• [The exercise]:
All entries should be output exactly as they stand.

• [Raw records]:
━━━━━━━━━━━━━━━━

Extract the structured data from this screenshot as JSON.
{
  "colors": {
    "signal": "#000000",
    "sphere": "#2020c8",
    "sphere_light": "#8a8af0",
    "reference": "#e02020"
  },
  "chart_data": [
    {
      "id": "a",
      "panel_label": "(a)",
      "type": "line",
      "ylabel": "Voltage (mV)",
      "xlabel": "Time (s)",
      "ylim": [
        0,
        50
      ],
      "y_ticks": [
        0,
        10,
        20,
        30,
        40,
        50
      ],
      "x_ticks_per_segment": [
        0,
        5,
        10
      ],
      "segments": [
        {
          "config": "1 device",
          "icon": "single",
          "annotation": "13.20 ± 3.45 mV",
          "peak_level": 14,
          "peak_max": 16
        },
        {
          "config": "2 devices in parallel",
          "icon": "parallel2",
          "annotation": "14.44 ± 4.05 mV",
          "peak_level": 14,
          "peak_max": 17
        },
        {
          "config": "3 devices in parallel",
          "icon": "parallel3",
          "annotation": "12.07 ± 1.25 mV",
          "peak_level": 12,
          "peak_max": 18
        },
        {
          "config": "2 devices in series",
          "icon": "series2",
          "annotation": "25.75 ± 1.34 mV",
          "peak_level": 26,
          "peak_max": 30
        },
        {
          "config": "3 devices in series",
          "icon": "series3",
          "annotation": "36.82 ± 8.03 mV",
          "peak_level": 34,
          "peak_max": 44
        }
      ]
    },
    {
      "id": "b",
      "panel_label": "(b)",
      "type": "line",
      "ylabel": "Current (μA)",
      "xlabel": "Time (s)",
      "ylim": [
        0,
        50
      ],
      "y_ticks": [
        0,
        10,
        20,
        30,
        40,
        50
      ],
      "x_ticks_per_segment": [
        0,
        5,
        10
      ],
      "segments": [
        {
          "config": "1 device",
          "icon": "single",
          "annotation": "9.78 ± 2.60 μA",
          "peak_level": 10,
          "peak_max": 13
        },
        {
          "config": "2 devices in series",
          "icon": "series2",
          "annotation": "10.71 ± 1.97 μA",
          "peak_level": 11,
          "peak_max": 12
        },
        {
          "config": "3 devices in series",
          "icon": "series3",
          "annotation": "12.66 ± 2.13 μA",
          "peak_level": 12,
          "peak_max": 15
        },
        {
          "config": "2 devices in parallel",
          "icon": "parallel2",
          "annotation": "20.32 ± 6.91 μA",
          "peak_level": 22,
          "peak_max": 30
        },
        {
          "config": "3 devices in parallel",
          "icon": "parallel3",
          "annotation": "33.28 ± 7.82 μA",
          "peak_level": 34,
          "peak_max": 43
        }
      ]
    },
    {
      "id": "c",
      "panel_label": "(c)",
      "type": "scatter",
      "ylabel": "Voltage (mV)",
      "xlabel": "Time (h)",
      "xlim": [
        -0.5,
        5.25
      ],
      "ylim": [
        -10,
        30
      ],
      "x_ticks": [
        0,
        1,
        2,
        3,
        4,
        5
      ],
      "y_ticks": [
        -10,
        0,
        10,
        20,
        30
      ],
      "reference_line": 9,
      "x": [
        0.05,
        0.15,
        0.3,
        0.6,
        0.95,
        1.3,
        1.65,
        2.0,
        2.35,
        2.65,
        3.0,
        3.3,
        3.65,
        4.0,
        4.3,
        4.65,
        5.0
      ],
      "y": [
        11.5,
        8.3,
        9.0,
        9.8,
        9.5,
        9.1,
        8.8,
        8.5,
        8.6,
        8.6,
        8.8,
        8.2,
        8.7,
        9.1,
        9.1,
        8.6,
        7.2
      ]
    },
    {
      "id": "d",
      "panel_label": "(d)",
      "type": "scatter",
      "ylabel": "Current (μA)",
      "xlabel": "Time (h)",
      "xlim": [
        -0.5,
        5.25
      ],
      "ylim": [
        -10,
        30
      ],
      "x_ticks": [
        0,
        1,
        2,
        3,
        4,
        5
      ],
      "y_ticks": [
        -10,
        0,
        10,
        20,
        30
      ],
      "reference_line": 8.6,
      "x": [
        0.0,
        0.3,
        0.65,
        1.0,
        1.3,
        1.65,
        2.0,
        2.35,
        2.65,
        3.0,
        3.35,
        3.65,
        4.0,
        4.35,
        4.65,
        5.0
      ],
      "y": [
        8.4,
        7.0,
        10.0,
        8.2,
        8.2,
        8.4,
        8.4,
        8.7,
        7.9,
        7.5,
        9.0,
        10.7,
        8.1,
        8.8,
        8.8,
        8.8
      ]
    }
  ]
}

━━━━━━━━━━━━━━━━

• [Task answer]:
Extract the structured data from this screenshot as JSON.
{
  "colors": {
    "signal": "#000000",
    "sphere": "#2020c8",
    "sphere_light": "#8a8af0",
    "reference": "#e02020"
  },
  "chart_data": [
    {
      "id": "a",
      "panel_label": "(a)",
      "type": "line",
      "ylabel": "Voltage (mV)",
      "xlabel": "Time (s)",
      "ylim": [
        0,
        50
      ],
      "y_ticks": [
        0,
        10,
        20,
        30,
        40,
        50
      ],
      "x_ticks_per_segment": [
        0,
        5,
        10
      ],
      "segments": [
        {
          "config": "1 device",
          "icon": "single",
          "annotation": "13.20 ± 3.45 mV",
          "peak_level": 14,
          "peak_max": 16
        },
        {
          "config": "2 devices in parallel",
          "icon": "parallel2",
          "annotation": "14.44 ± 4.05 mV",
          "peak_level": 14,
          "peak_max": 17
        },
        {
          "config": "3 devices in parallel",
          "icon": "parallel3",
          "annotation": "12.07 ± 1.25 mV",
          "peak_level": 12,
          "peak_max": 18
        },
        {
          "config": "2 devices in series",
          "icon": "series2",
          "annotation": "25.75 ± 1.34 mV",
          "peak_level": 26,
          "peak_max": 30
        },
        {
          "config": "3 devices in series",
          "icon": "series3",
          "annotation": "36.82 ± 8.03 mV",
          "peak_level": 34,
          "peak_max": 44
        }
      ]
    },
    {
      "id": "b",
      "panel_label": "(b)",
      "type": "line",
      "ylabel": "Current (μA)",
      "xlabel": "Time (s)",
      "ylim": [
        0,
        50
      ],
      "y_ticks": [
        0,
        10,
        20,
        30,
        40,
        50
      ],
      "x_ticks_per_segment": [
        0,
        5,
        10
      ],
      "segments": [
        {
          "config": "1 device",
          "icon": "single",
          "annotation": "9.78 ± 2.60 μA",
          "peak_level": 10,
          "peak_max": 13
        },
        {
          "config": "2 devices in series",
          "icon": "series2",
          "annotation": "10.71 ± 1.97 μA",
          "peak_level": 11,
          "peak_max": 12
        },
        {
          "config": "3 devices in series",
          "icon": "series3",
          "annotation": "12.66 ± 2.13 μA",
          "peak_level": 12,
          "peak_max": 15
        },
        {
          "config": "2 devices in parallel",
          "icon": "parallel2",
          "annotation": "20.32 ± 6.91 μA",
          "peak_level": 22,
          "peak_max": 30
        },
        {
          "config": "3 devices in parallel",
          "icon": "parallel3",
          "annotation": "33.28 ± 7.82 μA",
          "peak_level": 34,
          "peak_max": 43
        }
      ]
    },
    {
      "id": "c",
      "panel_label": "(c)",
      "type": "scatter",
      "ylabel": "Voltage (mV)",
      "xlabel": "Time (h)",
      "xlim": [
        -0.5,
        5.25
      ],
      "ylim": [
        -10,
        30
      ],
      "x_ticks": [
        0,
        1,
        2,
        3,
        4,
        5
      ],
      "y_ticks": [
        -10,
        0,
        10,
        20,
        30
      ],
      "reference_line": 9,
      "x": [
        0.05,
        0.15,
        0.3,
        0.6,
        0.95,
        1.3,
        1.65,
        2.0,
        2.35,
        2.65,
        3.0,
        3.3,
        3.65,
        4.0,
        4.3,
        4.65,
        5.0
      ],
      "y": [
        11.5,
        8.3,
        9.0,
        9.8,
        9.5,
        9.1,
        8.8,
        8.5,
        8.6,
        8.6,
        8.8,
        8.2,
        8.7,
        9.1,
        9.1,
        8.6,
        7.2
      ]
    },
    {
      "id": "d",
      "panel_label": "(d)",
      "type": "scatter",
      "ylabel": "Current (μA)",
      "xlabel": "Time (h)",
      "xlim": [
        -0.5,
        5.25
      ],
      "ylim": [
        -10,
        30
      ],
      "x_ticks": [
        0,
        1,
        2,
        3,
        4,
        5
      ],
      "y_ticks": [
        -10,
        0,
        10,
        20,
        30
      ],
      "reference_line": 8.6,
      "x": [
        0.0,
        0.3,
        0.65,
        1.0,
        1.3,
        1.65,
        2.0,
        2.35,
        2.65,
        3.0,
        3.35,
        3.65,
        4.0,
        4.35,
        4.65,
        5.0
      ],
      "y": [
        8.4,
        7.0,
        10.0,
        8.2,
        8.2,
        8.4,
        8.4,
        8.7,
        7.9,
        7.5,
        9.0,
        10.7,
        8.1,
        8.8,
        8.8,
        8.8
      ]
    }
  ]
}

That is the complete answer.